[Start of DATA FOR THE TASK]

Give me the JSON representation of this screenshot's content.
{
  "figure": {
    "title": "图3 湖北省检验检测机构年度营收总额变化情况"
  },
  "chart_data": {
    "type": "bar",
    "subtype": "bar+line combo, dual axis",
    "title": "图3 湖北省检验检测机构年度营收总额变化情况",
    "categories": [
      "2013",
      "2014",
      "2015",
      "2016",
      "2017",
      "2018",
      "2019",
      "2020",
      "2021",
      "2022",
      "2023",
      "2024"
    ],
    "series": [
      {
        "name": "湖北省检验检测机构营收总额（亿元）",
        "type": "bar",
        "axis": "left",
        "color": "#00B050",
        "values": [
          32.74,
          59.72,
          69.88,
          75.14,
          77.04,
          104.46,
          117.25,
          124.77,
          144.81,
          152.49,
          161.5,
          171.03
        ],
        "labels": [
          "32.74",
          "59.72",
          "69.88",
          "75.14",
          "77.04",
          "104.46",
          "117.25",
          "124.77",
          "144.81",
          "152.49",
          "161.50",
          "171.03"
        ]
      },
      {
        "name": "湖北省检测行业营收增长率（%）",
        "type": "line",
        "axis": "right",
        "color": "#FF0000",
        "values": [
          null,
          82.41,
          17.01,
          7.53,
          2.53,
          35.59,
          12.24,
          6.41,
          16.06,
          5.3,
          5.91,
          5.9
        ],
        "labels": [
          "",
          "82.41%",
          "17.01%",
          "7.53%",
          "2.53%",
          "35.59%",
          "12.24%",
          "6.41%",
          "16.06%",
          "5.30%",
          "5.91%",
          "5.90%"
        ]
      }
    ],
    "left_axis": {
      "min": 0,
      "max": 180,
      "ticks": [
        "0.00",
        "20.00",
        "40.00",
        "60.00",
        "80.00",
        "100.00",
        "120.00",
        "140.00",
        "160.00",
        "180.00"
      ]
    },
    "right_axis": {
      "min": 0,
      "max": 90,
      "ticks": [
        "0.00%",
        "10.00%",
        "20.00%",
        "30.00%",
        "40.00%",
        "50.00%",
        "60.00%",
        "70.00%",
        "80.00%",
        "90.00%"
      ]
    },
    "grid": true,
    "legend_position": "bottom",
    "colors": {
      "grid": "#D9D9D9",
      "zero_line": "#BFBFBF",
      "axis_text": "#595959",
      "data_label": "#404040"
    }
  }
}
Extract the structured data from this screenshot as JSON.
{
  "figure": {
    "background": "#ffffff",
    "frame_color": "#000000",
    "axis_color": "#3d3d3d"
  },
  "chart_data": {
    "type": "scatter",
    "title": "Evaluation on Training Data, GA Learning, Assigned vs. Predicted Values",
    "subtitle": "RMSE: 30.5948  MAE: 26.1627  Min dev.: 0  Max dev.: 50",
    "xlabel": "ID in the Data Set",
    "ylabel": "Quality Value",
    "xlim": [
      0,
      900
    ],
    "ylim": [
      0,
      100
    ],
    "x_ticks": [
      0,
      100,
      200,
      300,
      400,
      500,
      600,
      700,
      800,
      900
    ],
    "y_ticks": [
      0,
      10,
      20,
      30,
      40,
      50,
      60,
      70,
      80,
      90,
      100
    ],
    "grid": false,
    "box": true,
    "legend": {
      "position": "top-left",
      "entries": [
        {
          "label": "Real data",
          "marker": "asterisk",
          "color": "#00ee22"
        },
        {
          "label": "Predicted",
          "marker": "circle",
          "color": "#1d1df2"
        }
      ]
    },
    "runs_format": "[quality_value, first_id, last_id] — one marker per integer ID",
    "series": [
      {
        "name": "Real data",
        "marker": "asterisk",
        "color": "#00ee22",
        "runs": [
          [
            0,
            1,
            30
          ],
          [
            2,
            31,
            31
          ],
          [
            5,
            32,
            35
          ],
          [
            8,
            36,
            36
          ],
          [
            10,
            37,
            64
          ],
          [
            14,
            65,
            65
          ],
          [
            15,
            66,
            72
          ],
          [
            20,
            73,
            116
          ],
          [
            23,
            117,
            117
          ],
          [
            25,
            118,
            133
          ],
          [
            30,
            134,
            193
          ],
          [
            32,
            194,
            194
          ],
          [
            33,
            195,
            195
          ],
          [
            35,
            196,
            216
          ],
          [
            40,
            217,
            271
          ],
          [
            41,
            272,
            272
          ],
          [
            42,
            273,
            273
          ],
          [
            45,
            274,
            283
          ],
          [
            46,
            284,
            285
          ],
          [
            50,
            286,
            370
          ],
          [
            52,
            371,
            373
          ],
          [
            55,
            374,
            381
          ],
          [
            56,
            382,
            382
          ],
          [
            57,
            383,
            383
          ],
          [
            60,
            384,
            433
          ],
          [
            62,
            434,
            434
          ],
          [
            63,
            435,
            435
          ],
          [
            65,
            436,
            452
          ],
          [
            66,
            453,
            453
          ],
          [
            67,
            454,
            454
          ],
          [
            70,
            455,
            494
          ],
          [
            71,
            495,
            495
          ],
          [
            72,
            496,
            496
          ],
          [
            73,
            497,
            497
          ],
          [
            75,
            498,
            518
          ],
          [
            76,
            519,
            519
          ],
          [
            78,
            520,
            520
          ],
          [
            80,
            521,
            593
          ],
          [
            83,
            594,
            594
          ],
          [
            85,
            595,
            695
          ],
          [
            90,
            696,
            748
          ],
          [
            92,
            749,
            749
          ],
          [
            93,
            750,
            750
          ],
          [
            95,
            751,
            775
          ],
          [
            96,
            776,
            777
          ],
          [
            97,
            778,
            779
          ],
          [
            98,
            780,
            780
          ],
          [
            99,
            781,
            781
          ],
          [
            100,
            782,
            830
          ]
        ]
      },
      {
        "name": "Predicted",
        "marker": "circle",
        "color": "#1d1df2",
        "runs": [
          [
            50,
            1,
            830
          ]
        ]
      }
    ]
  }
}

[End of DATA FOR THE TASK]

● **TASK DETAILS**: Return all the data above once more, precisely as given.

● **THE OUTPUT**:
Give me the JSON representation of this screenshot's content.
{
  "figure": {
    "title": "图3 湖北省检验检测机构年度营收总额变化情况"
  },
  "chart_data": {
    "type": "bar",
    "subtype": "bar+line combo, dual axis",
    "title": "图3 湖北省检验检测机构年度营收总额变化情况",
    "categories": [
      "2013",
      "2014",
      "2015",
      "2016",
      "2017",
      "2018",
      "2019",
      "2020",
      "2021",
      "2022",
      "2023",
      "2024"
    ],
    "series": [
      {
        "name": "湖北省检验检测机构营收总额（亿元）",
        "type": "bar",
        "axis": "left",
        "color": "#00B050",
        "values": [
          32.74,
          59.72,
          69.88,
          75.14,
          77.04,
          104.46,
          117.25,
          124.77,
          144.81,
          152.49,
          161.5,
          171.03
        ],
        "labels": [
          "32.74",
          "59.72",
          "69.88",
          "75.14",
          "77.04",
          "104.46",
          "117.25",
          "124.77",
          "144.81",
          "152.49",
          "161.50",
          "171.03"
        ]
      },
      {
        "name": "湖北省检测行业营收增长率（%）",
        "type": "line",
        "axis": "right",
        "color": "#FF0000",
        "values": [
          null,
          82.41,
          17.01,
          7.53,
          2.53,
          35.59,
          12.24,
          6.41,
          16.06,
          5.3,
          5.91,
          5.9
        ],
        "labels": [
          "",
          "82.41%",
          "17.01%",
          "7.53%",
          "2.53%",
          "35.59%",
          "12.24%",
          "6.41%",
          "16.06%",
          "5.30%",
          "5.91%",
          "5.90%"
        ]
      }
    ],
    "left_axis": {
      "min": 0,
      "max": 180,
      "ticks": [
        "0.00",
        "20.00",
        "40.00",
        "60.00",
        "80.00",
        "100.00",
        "120.00",
        "140.00",
        "160.00",
        "180.00"
      ]
    },
    "right_axis": {
      "min": 0,
      "max": 90,
      "ticks": [
        "0.00%",
        "10.00%",
        "20.00%",
        "30.00%",
        "40.00%",
        "50.00%",
        "60.00%",
        "70.00%",
        "80.00%",
        "90.00%"
      ]
    },
    "grid": true,
    "legend_position": "bottom",
    "colors": {
      "grid": "#D9D9D9",
      "zero_line": "#BFBFBF",
      "axis_text": "#595959",
      "data_label": "#404040"
    }
  }
}
Extract the structured data from this screenshot as JSON.
{
  "figure": {
    "background": "#ffffff",
    "frame_color": "#000000",
    "axis_color": "#3d3d3d"
  },
  "chart_data": {
    "type": "scatter",
    "title": "Evaluation on Training Data, GA Learning, Assigned vs. Predicted Values",
    "subtitle": "RMSE: 30.5948  MAE: 26.1627  Min dev.: 0  Max dev.: 50",
    "xlabel": "ID in the Data Set",
    "ylabel": "Quality Value",
    "xlim": [
      0,
      900
    ],
    "ylim": [
      0,
      100
    ],
    "x_ticks": [
      0,
      100,
      200,
      300,
      400,
      500,
      600,
      700,
      800,
      900
    ],
    "y_ticks": [
      0,
      10,
      20,
      30,
      40,
      50,
      60,
      70,
      80,
      90,
      100
    ],
    "grid": false,
    "box": true,
    "legend": {
      "position": "top-left",
      "entries": [
        {
          "label": "Real data",
          "marker": "asterisk",
          "color": "#00ee22"
        },
        {
          "label": "Predicted",
          "marker": "circle",
          "color": "#1d1df2"
        }
      ]
    },
    "runs_format": "[quality_value, first_id, last_id] — one marker per integer ID",
    "series": [
      {
        "name": "Real data",
        "marker": "asterisk",
        "color": "#00ee22",
        "runs": [
          [
            0,
            1,
            30
          ],
          [
            2,
            31,
            31
          ],
          [
            5,
            32,
            35
          ],
          [
            8,
            36,
            36
          ],
          [
            10,
            37,
            64
          ],
          [
            14,
            65,
            65
          ],
          [
            15,
            66,
            72
          ],
          [
            20,
            73,
            116
          ],
          [
            23,
            117,
            117
          ],
          [
            25,
            118,
            133
          ],
          [
            30,
            134,
            193
          ],
          [
            32,
            194,
            194
          ],
          [
            33,
            195,
            195
          ],
          [
            35,
            196,
            216
          ],
          [
            40,
            217,
            271
          ],
          [
            41,
            272,
            272
          ],
          [
            42,
            273,
            273
          ],
          [
            45,
            274,
            283
          ],
          [
            46,
            284,
            285
          ],
          [
            50,
            286,
            370
          ],
          [
            52,
            371,
            373
          ],
          [
            55,
            374,
            381
          ],
          [
            56,
            382,
            382
          ],
          [
            57,
            383,
            383
          ],
          [
            60,
            384,
            433
          ],
          [
            62,
            434,
            434
          ],
          [
            63,
            435,
            435
          ],
          [
            65,
            436,
            452
          ],
          [
            66,
            453,
            453
          ],
          [
            67,
            454,
            454
          ],
          [
            70,
            455,
            494
          ],
          [
            71,
            495,
            495
          ],
          [
            72,
            496,
            496
          ],
          [
            73,
            497,
            497
          ],
          [
            75,
            498,
            518
          ],
          [
            76,
            519,
            519
          ],
          [
            78,
            520,
            520
          ],
          [
            80,
            521,
            593
          ],
          [
            83,
            594,
            594
          ],
          [
            85,
            595,
            695
          ],
          [
            90,
            696,
            748
          ],
          [
            92,
            749,
            749
          ],
          [
            93,
            750,
            750
          ],
          [
            95,
            751,
            775
          ],
          [
            96,
            776,
            777
          ],
          [
            97,
            778,
            779
          ],
          [
            98,
            780,
            780
          ],
          [
            99,
            781,
            781
          ],
          [
            100,
            782,
            830
          ]
        ]
      },
      {
        "name": "Predicted",
        "marker": "circle",
        "color": "#1d1df2",
        "runs": [
          [
            50,
            1,
            830
          ]
        ]
      }
    ]
  }
}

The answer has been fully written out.